◆ What you have to do ◆
Any pictures in the records below must be left out when you repeat the lines from the line containing "Read all visible content and emit it as JSON." through the line containing "What's the underlying" exactly.

◆ Raw data ◆

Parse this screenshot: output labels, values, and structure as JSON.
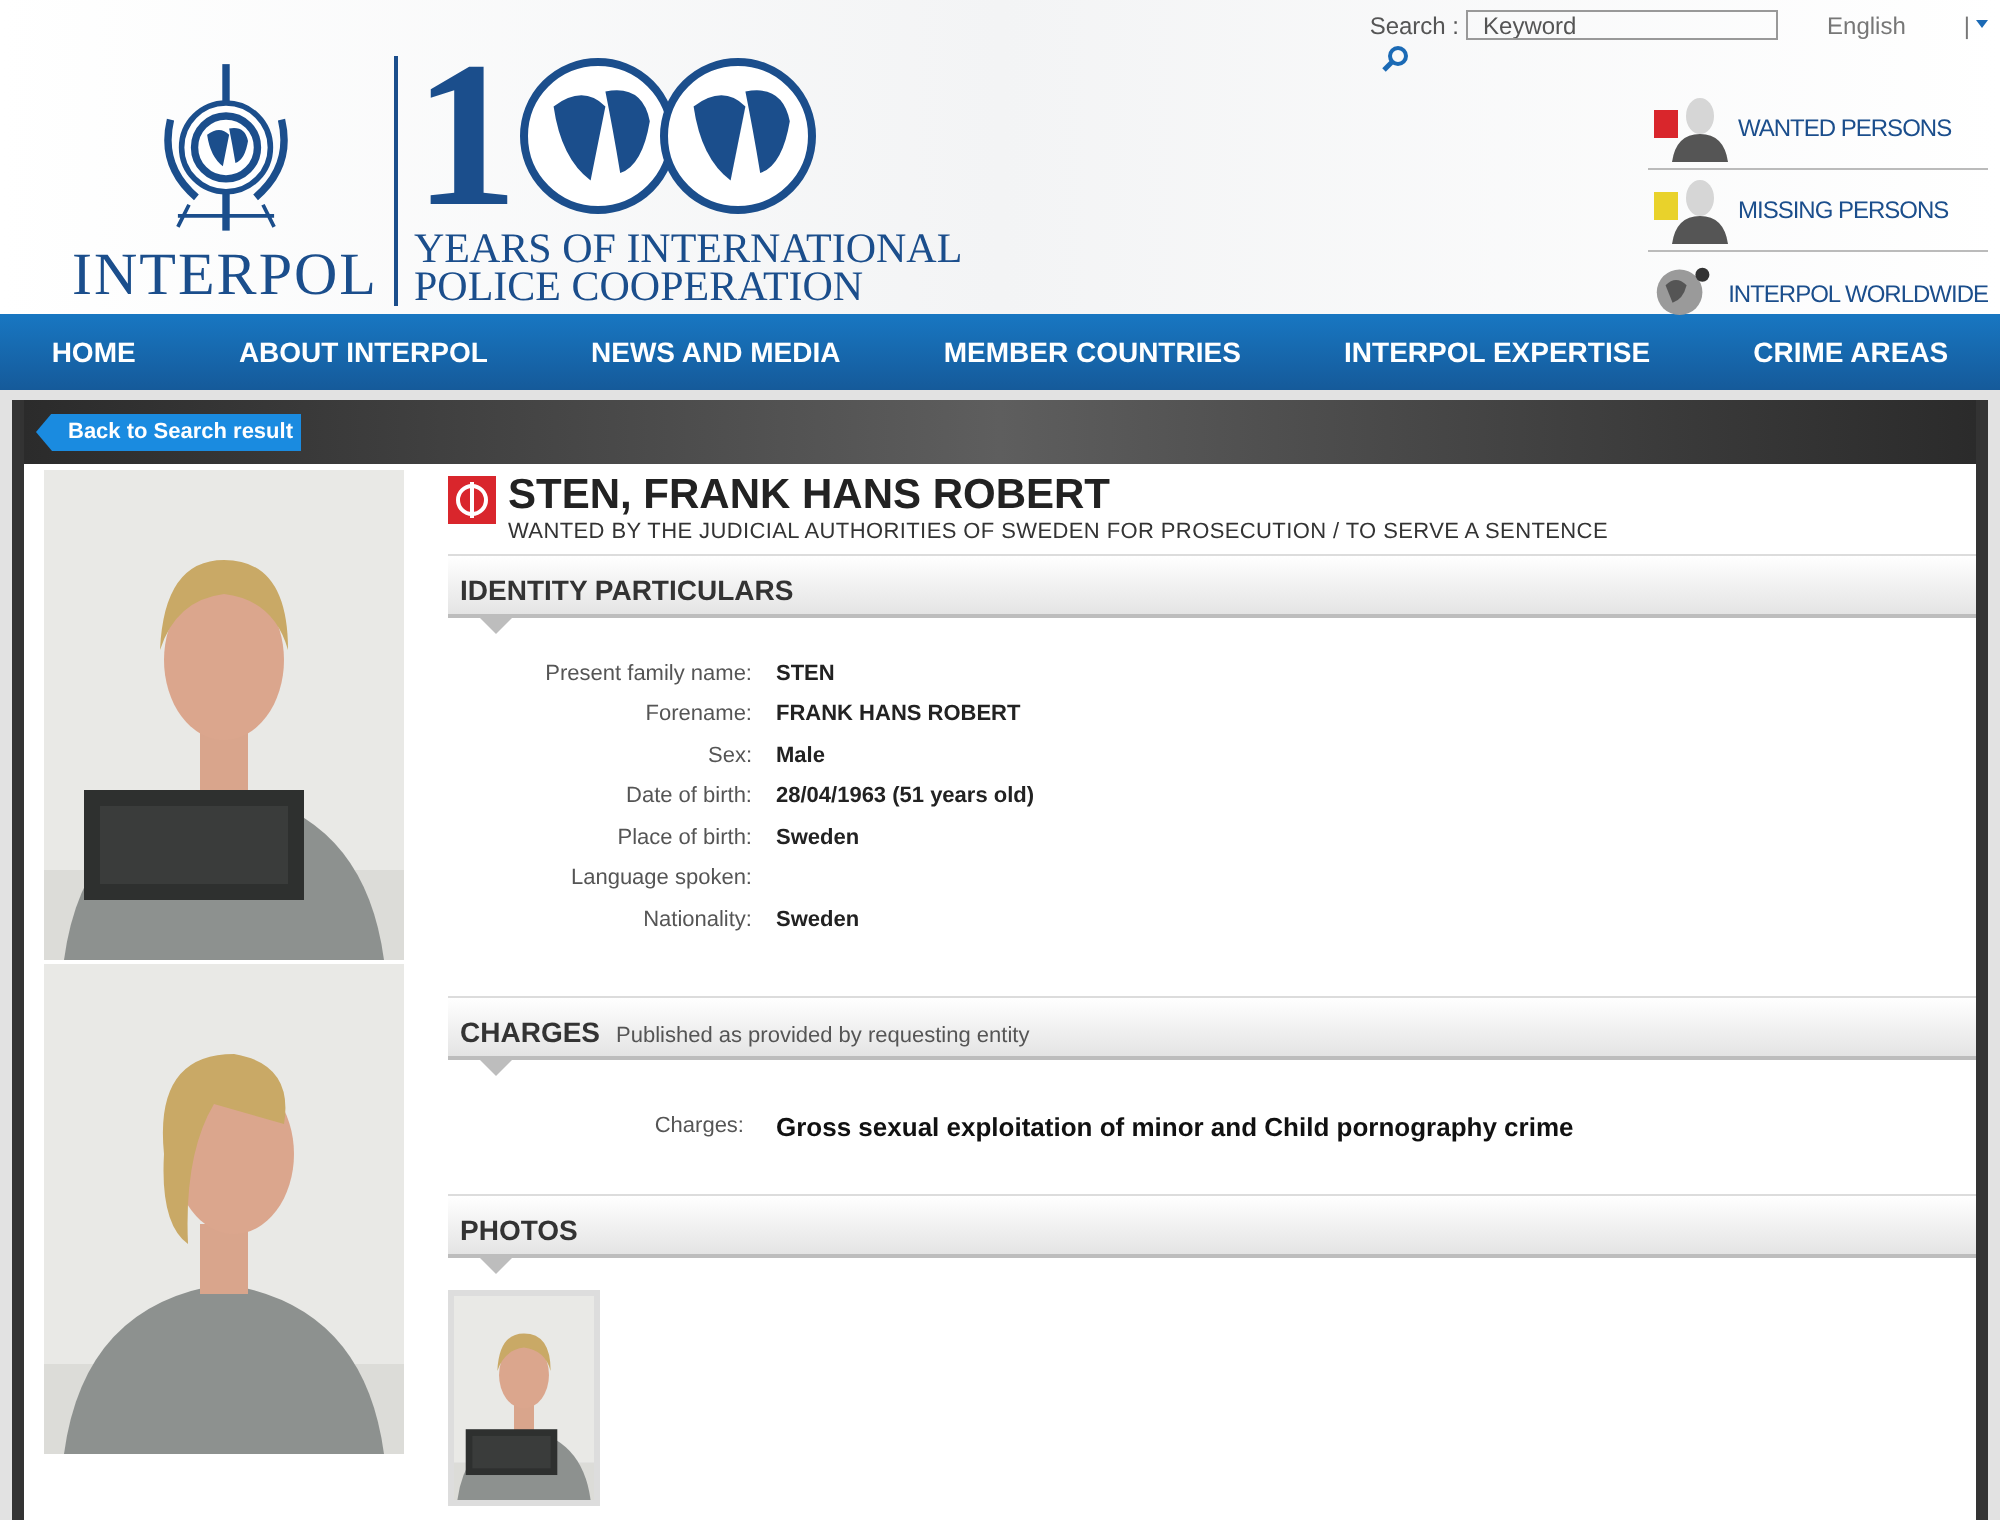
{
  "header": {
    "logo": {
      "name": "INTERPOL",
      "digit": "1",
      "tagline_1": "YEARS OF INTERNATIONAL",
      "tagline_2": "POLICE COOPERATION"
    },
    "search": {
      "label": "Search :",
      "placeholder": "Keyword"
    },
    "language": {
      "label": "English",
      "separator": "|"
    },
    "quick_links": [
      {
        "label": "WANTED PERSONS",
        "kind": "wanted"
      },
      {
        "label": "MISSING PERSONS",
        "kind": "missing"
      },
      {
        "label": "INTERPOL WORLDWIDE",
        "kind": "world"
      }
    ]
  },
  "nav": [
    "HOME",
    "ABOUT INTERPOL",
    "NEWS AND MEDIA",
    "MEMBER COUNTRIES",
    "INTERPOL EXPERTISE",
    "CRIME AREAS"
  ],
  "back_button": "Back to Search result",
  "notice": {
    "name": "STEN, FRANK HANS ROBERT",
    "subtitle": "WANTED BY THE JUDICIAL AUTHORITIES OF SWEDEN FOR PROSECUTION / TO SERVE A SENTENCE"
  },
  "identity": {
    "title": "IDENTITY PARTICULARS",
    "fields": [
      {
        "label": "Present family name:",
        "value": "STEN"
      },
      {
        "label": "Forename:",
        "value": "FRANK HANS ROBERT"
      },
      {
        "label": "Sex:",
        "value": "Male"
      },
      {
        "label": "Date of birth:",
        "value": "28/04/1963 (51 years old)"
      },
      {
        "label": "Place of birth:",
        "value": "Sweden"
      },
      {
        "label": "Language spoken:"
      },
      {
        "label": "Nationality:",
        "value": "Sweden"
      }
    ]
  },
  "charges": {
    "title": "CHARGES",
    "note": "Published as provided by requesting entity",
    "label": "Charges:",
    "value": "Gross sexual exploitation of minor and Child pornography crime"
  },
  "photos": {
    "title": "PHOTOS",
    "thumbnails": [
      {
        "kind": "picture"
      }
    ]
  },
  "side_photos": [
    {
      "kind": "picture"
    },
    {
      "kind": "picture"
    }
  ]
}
==
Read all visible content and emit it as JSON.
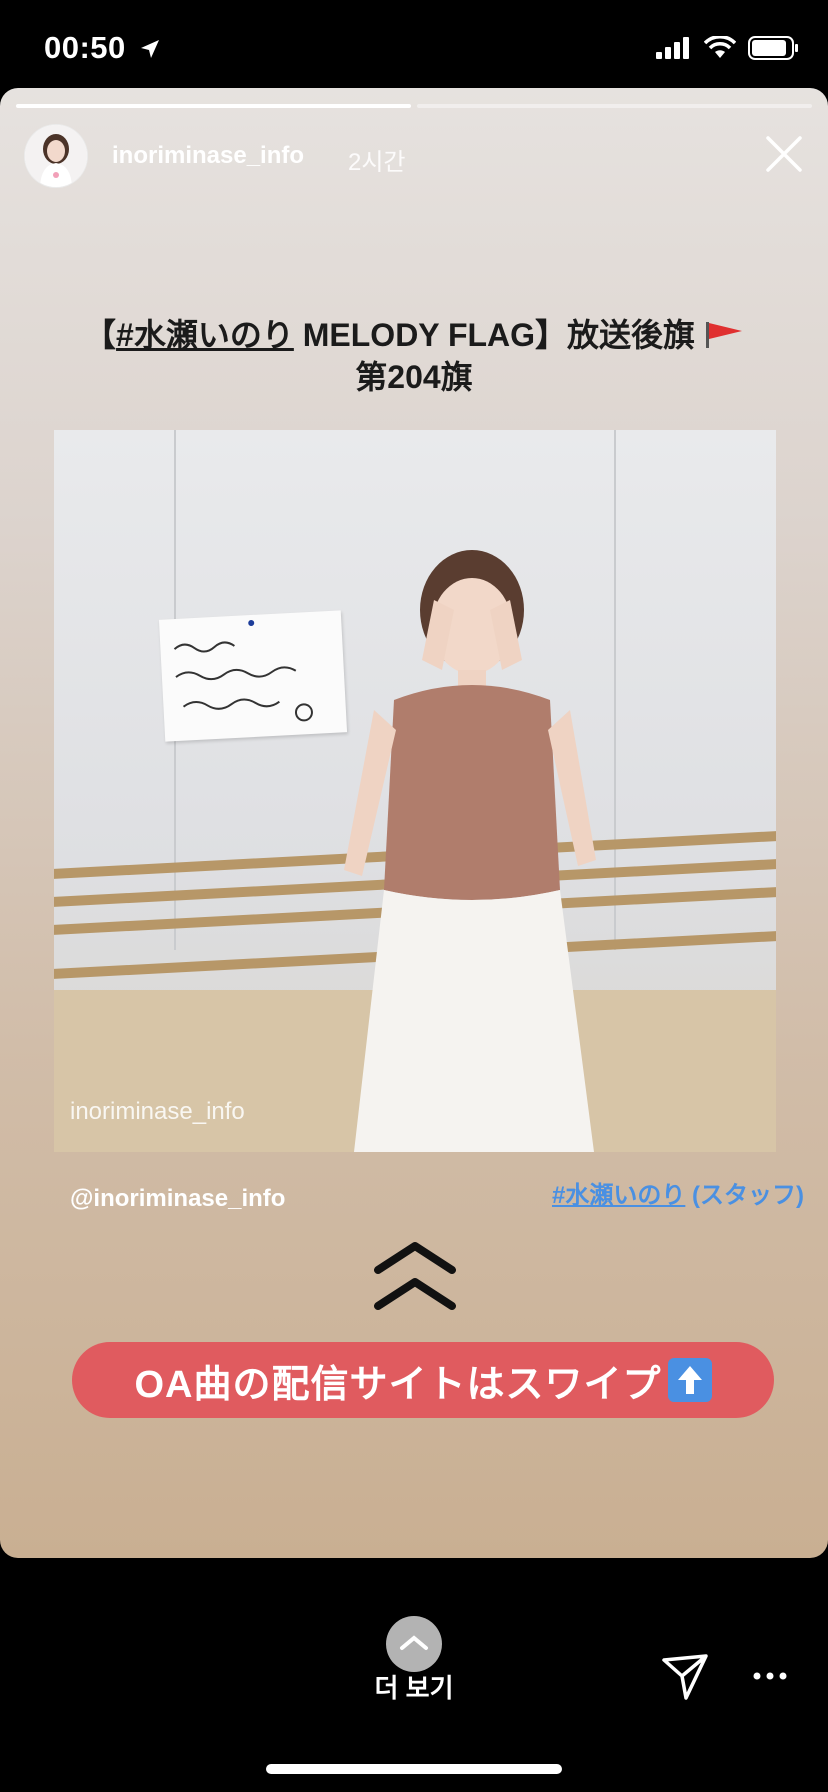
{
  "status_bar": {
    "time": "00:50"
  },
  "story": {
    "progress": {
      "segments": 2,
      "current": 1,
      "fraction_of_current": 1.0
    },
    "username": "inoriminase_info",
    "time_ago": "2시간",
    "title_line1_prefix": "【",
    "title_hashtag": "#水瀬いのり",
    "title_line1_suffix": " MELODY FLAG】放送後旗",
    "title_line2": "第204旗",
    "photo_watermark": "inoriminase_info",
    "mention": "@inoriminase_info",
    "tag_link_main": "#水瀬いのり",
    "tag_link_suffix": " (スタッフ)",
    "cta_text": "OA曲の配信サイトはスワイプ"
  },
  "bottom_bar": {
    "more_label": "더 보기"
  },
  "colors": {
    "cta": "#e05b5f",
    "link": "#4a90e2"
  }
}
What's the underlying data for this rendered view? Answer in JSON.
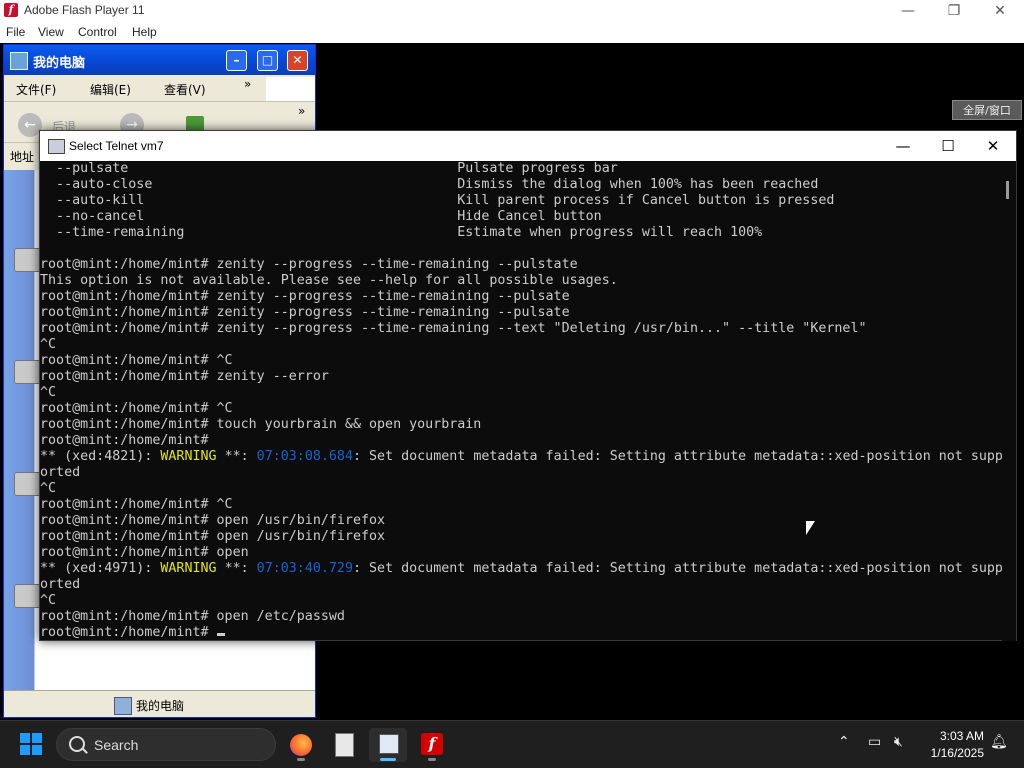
---
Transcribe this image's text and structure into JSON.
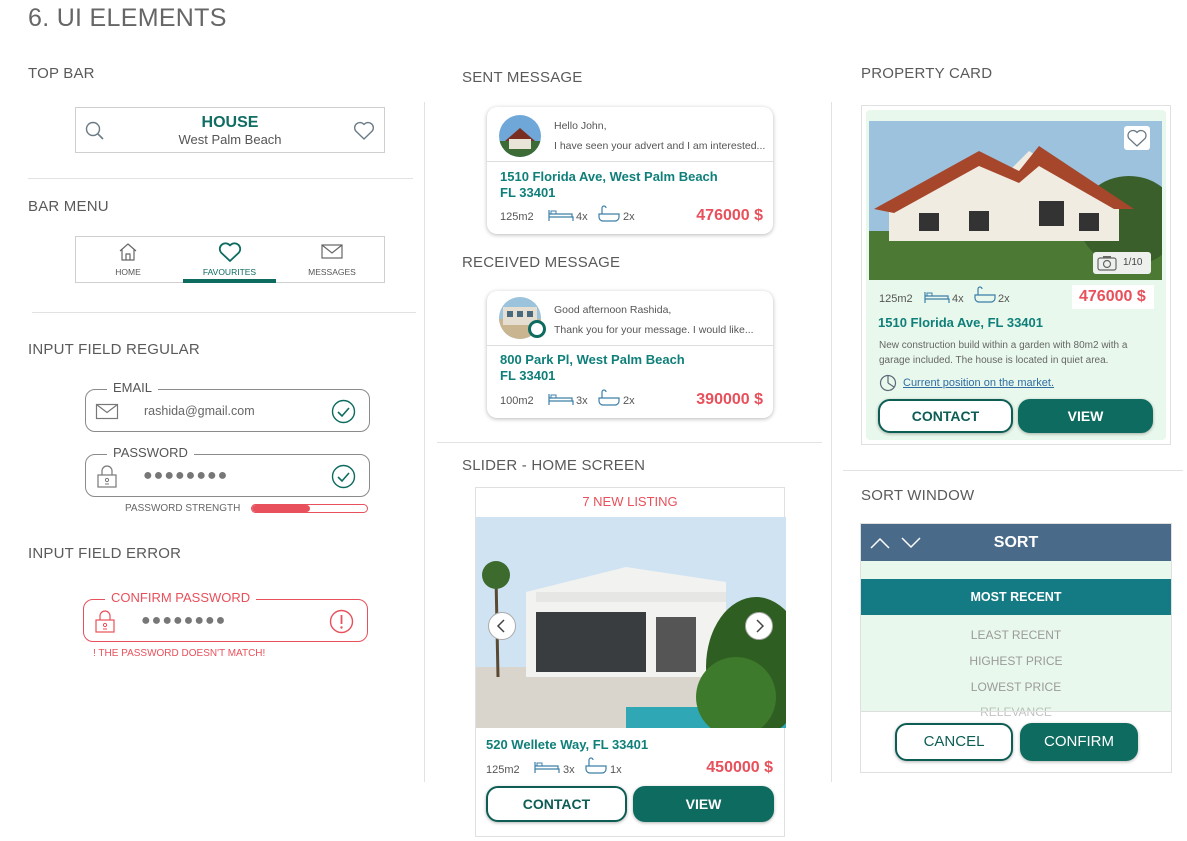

◆ Answer ◆
Read all visible content and emit it as JSON.
{
  "status_bar": {
    "time": "00:50"
  },
  "story": {
    "progress": {
      "segments": 2,
      "current": 1,
      "fraction_of_current": 1.0
    },
    "username": "inoriminase_info",
    "time_ago": "2시간",
    "title_line1_prefix": "【",
    "title_hashtag": "#水瀬いのり",
    "title_line1_suffix": " MELODY FLAG】放送後旗",
    "title_line2": "第204旗",
    "photo_watermark": "inoriminase_info",
    "mention": "@inoriminase_info",
    "tag_link_main": "#水瀬いのり",
    "tag_link_suffix": " (スタッフ)",
    "cta_text": "OA曲の配信サイトはスワイプ"
  },
  "bottom_bar": {
    "more_label": "더 보기"
  },
  "colors": {
    "cta": "#e05b5f",
    "link": "#4a90e2"
  }
}
What's the underlying data for this rendered view? Answer in JSON.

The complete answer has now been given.